DATA TO PROCESS:
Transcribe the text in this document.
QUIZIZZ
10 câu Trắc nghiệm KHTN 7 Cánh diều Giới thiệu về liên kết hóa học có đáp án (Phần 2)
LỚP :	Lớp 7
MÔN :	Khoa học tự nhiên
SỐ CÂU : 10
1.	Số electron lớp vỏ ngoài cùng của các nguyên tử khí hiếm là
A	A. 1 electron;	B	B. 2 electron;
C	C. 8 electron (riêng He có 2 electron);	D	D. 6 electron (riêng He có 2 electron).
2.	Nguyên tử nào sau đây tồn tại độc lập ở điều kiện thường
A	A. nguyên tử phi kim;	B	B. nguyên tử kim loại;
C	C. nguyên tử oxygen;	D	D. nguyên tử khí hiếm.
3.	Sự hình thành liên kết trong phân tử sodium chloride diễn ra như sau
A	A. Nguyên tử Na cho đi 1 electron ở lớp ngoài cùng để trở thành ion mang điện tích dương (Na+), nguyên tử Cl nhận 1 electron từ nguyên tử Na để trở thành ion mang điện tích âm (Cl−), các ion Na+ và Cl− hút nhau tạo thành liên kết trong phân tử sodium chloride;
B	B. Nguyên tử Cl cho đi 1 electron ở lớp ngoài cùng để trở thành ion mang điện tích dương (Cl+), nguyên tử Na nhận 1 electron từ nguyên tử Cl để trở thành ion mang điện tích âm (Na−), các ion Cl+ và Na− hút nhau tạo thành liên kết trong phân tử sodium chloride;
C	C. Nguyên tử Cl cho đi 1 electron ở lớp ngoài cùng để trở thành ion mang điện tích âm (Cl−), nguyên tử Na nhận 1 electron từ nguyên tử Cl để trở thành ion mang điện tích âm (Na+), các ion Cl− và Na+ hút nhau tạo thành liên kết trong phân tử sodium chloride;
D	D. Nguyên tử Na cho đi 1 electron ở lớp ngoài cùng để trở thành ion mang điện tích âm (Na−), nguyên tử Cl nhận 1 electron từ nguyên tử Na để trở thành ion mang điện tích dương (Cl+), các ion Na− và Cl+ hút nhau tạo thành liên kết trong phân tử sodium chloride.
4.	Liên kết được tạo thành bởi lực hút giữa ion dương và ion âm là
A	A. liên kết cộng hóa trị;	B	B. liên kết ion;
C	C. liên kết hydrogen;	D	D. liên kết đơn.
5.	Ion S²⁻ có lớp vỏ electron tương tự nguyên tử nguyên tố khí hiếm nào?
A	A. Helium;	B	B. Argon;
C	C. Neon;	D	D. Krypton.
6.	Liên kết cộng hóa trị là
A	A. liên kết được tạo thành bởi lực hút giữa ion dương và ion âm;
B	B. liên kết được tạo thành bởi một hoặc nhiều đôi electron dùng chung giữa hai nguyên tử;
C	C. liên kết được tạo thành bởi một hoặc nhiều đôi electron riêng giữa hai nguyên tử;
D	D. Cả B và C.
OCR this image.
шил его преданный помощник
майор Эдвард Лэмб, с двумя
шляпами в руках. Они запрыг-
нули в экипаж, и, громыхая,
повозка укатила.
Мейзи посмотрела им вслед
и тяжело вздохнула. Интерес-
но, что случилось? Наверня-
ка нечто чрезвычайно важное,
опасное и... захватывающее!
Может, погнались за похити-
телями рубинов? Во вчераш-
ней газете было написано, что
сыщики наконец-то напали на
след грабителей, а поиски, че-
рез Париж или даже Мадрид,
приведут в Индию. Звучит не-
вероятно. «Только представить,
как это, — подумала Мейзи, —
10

EXERCISE AIM:
Whenever "được" turns up in a line, pick that line out.

FINAL ANSWER:
4.	Liên kết được tạo thành bởi lực hút giữa ion dương và ion âm là
A	A. liên kết được tạo thành bởi lực hút giữa ion dương và ion âm;
B	B. liên kết được tạo thành bởi một hoặc nhiều đôi electron dùng chung giữa hai nguyên tử;
C	C. liên kết được tạo thành bởi một hoặc nhiều đôi electron riêng giữa hai nguyên tử;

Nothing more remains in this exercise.